TASK BRIEF:
Will you output all of the data below exactly, omitting the images?

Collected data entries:
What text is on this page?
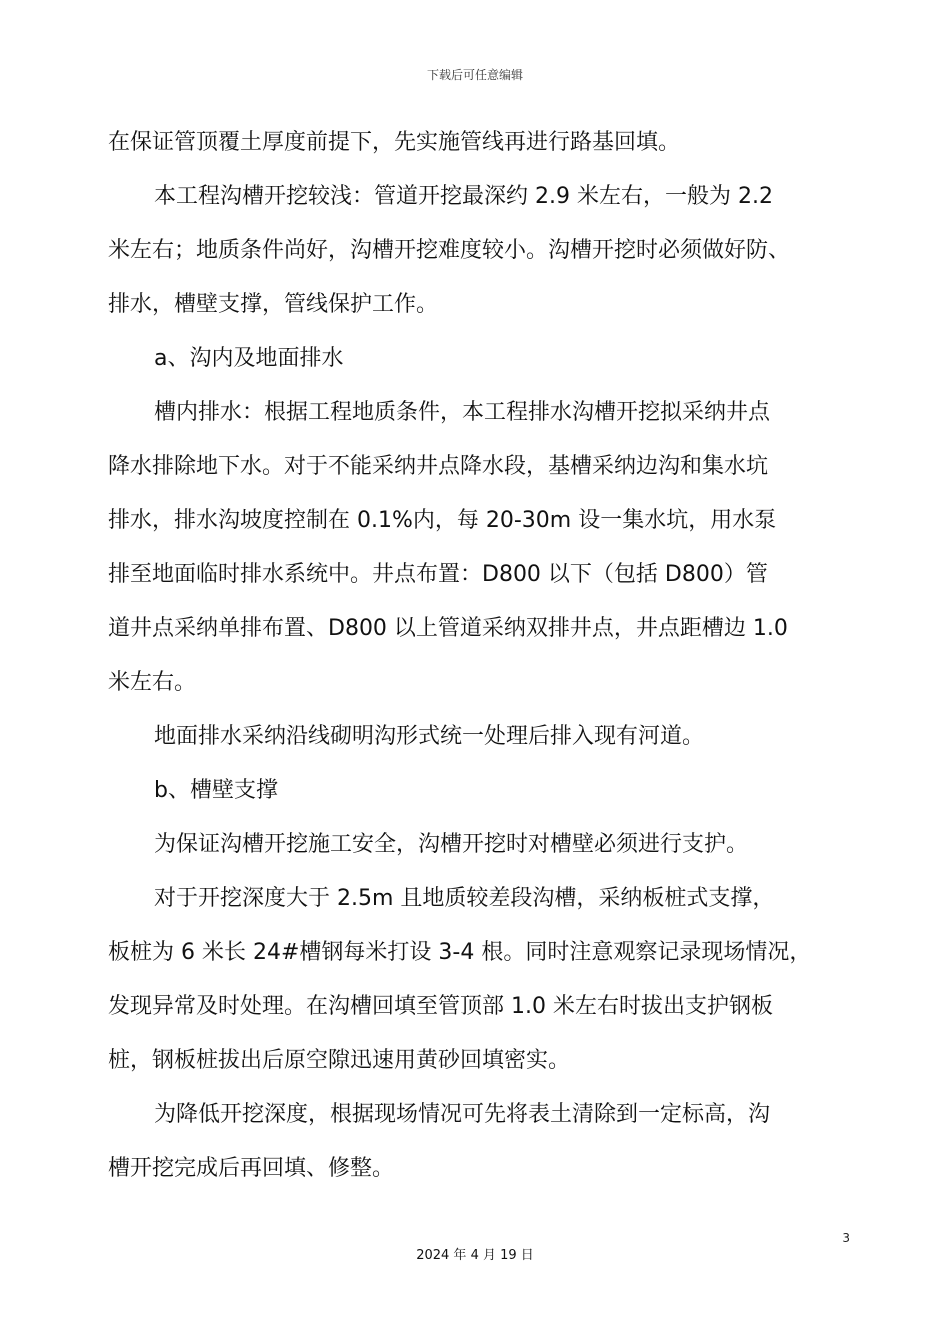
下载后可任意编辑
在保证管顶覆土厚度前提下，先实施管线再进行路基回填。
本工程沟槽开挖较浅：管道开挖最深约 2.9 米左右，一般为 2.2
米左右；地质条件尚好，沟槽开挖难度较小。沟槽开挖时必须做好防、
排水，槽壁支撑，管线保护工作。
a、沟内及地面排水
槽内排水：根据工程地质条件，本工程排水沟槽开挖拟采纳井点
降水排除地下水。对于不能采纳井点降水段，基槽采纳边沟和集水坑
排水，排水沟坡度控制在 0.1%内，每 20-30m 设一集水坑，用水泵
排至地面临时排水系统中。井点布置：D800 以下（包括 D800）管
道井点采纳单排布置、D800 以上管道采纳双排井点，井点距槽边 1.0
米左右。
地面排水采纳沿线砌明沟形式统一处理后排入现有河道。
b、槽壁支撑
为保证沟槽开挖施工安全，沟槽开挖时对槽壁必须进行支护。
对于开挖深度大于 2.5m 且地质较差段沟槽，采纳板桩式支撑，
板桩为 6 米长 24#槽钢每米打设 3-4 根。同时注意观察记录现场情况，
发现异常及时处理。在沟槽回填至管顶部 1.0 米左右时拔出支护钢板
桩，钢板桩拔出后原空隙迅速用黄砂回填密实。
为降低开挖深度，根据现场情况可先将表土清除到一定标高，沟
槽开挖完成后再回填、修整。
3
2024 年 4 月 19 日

COMPLETE ANSWER:
What text is on this page?
下载后可任意编辑
在保证管顶覆土厚度前提下，先实施管线再进行路基回填。
本工程沟槽开挖较浅：管道开挖最深约 2.9 米左右，一般为 2.2
米左右；地质条件尚好，沟槽开挖难度较小。沟槽开挖时必须做好防、
排水，槽壁支撑，管线保护工作。
a、沟内及地面排水
槽内排水：根据工程地质条件，本工程排水沟槽开挖拟采纳井点
降水排除地下水。对于不能采纳井点降水段，基槽采纳边沟和集水坑
排水，排水沟坡度控制在 0.1%内，每 20-30m 设一集水坑，用水泵
排至地面临时排水系统中。井点布置：D800 以下（包括 D800）管
道井点采纳单排布置、D800 以上管道采纳双排井点，井点距槽边 1.0
米左右。
地面排水采纳沿线砌明沟形式统一处理后排入现有河道。
b、槽壁支撑
为保证沟槽开挖施工安全，沟槽开挖时对槽壁必须进行支护。
对于开挖深度大于 2.5m 且地质较差段沟槽，采纳板桩式支撑，
板桩为 6 米长 24#槽钢每米打设 3-4 根。同时注意观察记录现场情况，
发现异常及时处理。在沟槽回填至管顶部 1.0 米左右时拔出支护钢板
桩，钢板桩拔出后原空隙迅速用黄砂回填密实。
为降低开挖深度，根据现场情况可先将表土清除到一定标高，沟
槽开挖完成后再回填、修整。
3
2024 年 4 月 19 日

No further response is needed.